Stored entries
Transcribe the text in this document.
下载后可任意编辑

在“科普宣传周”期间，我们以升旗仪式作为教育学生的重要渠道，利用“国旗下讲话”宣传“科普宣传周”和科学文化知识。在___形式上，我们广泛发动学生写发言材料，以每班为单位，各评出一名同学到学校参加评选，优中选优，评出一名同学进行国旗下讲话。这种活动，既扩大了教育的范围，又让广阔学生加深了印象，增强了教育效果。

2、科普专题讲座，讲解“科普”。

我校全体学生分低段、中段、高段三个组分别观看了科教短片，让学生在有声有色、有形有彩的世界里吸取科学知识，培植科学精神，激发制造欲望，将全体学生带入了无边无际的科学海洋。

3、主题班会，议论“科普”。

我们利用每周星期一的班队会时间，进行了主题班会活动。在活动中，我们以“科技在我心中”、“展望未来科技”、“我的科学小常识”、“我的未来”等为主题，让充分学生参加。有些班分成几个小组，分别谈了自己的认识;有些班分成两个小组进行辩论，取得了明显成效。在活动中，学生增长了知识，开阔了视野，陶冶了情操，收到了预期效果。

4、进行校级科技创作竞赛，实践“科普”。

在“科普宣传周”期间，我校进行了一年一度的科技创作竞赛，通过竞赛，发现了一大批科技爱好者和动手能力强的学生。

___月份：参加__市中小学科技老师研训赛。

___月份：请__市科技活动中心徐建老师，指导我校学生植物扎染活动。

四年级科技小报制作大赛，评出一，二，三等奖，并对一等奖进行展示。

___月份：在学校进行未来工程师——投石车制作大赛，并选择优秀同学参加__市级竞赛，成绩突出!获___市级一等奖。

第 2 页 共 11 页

- _Work to be completed_: Copy out all lines from the material above that contain the string "科普宣传周".

- _Answer to the exercise_:
在“科普宣传周”期间，我们以升旗仪式作为教育学生的重要渠道，利用“国旗下讲话”宣传“科普宣传周”和科学文化知识。在___形式上，我们广泛发动学生写发言材料，以每班为单位，各评出一名同学到学校参加评选，优中选优，评出一名同学进行国旗下讲话。这种活动，既扩大了教育的范围，又让广阔学生加深了印象，增强了教育效果。
在“科普宣传周”期间，我校进行了一年一度的科技创作竞赛，通过竞赛，发现了一大批科技爱好者和动手能力强的学生。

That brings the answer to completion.